* _Task goal_:
Below are some records; find each line that carries the word "eller" and copy it.
***** The records
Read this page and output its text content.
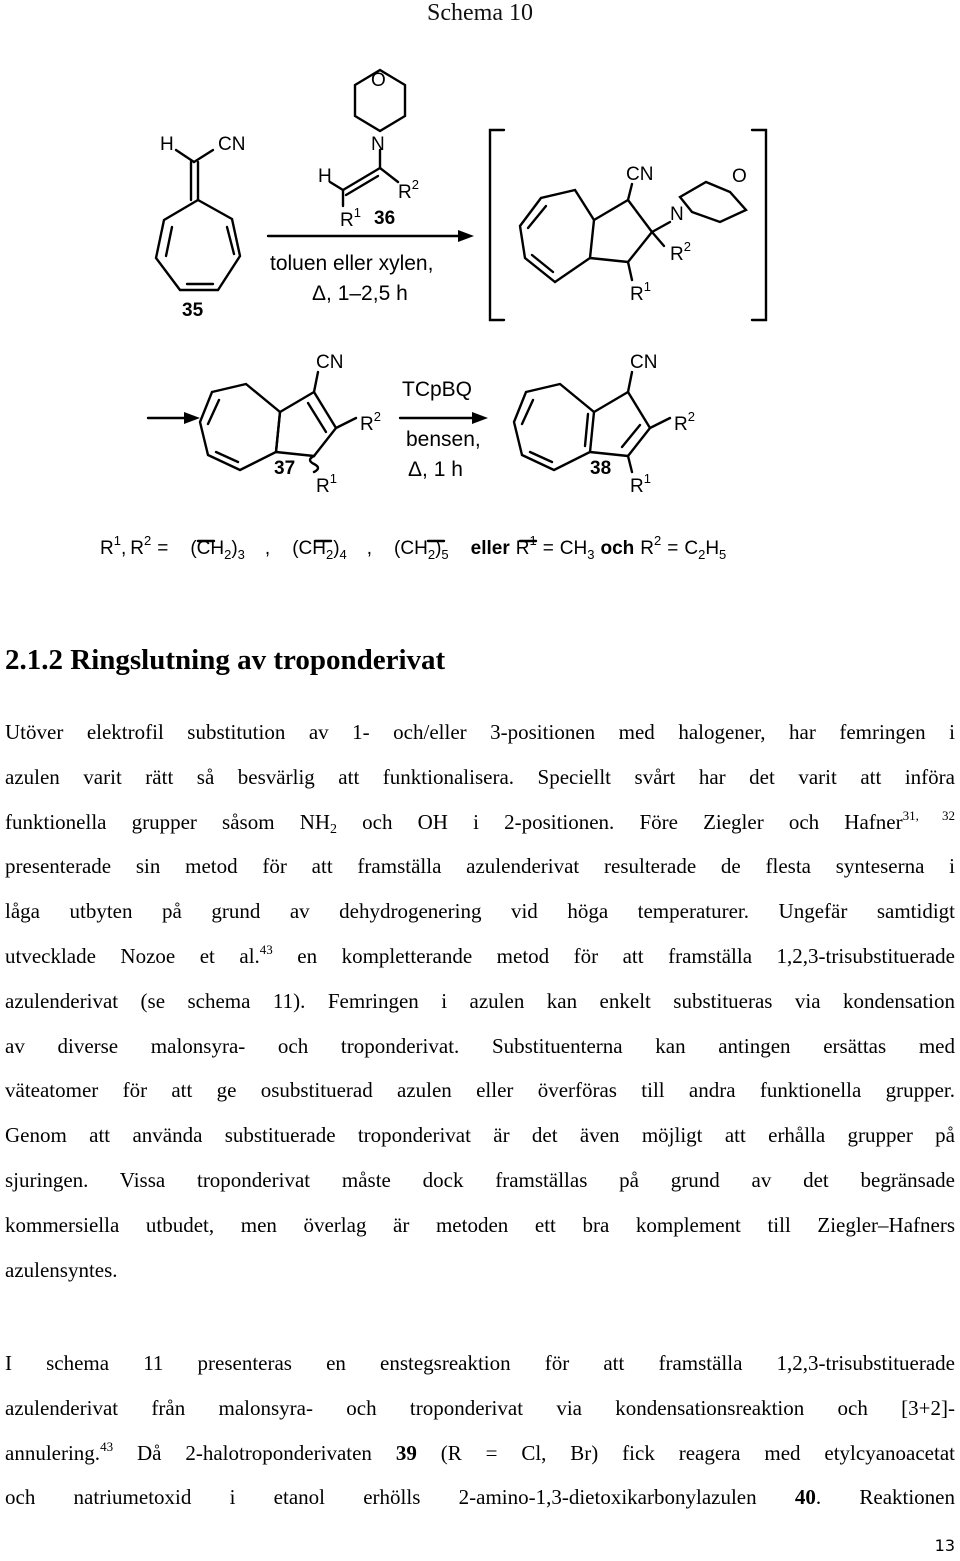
Schema 10
H CN
35
O
N
H
$R^2$
$R^1$ 36
toluen eller xylen,
Δ, 1–2,5 h
CN
N
O
$R^2$
$R^1$
CN
$R^2$
$R^1$
37
TCpBQ
bensen,
Δ, 1 h
CN
$R^2$
$R^1$
38
$R^1$, $R^2 = (CH_2)_3$ , $(CH_2)_4$ , $(CH_2)_5$ eller $R^1 = CH_3$ och $R^2 = C_2H_5$
2.1.2 Ringslutning av troponderivat
Utöver elektrofil substitution av 1- och/eller 3-positionen med halogener, har femringen i
azulen varit rätt så besvärlig att funktionalisera. Speciellt svårt har det varit att införa
funktionella grupper såsom $NH_2$ och OH i 2-positionen. Före Ziegler och Hafner$^{31, 32}$
presenterade sin metod för att framställa azulenderivat resulterade de flesta synteserna i
låga utbyten på grund av dehydrogenering vid höga temperaturer. Ungefär samtidigt
utvecklade Nozoe et al.$^{43}$ en kompletterande metod för att framställa 1,2,3-trisubstituerade
azulenderivat (se schema 11). Femringen i azulen kan enkelt substitueras via kondensation
av diverse malonsyra- och troponderivat. Substituenterna kan antingen ersättas med
väteatomer för att ge osubstituerad azulen eller överföras till andra funktionella grupper.
Genom att använda substituerade troponderivat är det även möjligt att erhålla grupper på
sjuringen. Vissa troponderivat måste dock framställas på grund av det begränsade
kommersiella utbudet, men överlag är metoden ett bra komplement till Ziegler–Hafners
azulensyntes.
I schema 11 presenteras en enstegsreaktion för att framställa 1,2,3-trisubstituerade
azulenderivat från malonsyra- och troponderivat via kondensationsreaktion och [3+2]-
annulering.$^{43}$ Då 2-halotroponderivaten 39 (R = Cl, Br) fick reagera med etylcyanoacetat
och natriumetoxid i etanol erhölls 2-amino-1,3-dietoxikarbonylazulen 40. Reaktionen
13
**********
* _Solved exercise_:
toluen eller xylen,
$R^1$, $R^2 = (CH_2)_3$ , $(CH_2)_4$ , $(CH_2)_5$ eller $R^1 = CH_3$ och $R^2 = C_2H_5$
Utöver elektrofil substitution av 1- och/eller 3-positionen med halogener, har femringen i
väteatomer för att ge osubstituerad azulen eller överföras till andra funktionella grupper.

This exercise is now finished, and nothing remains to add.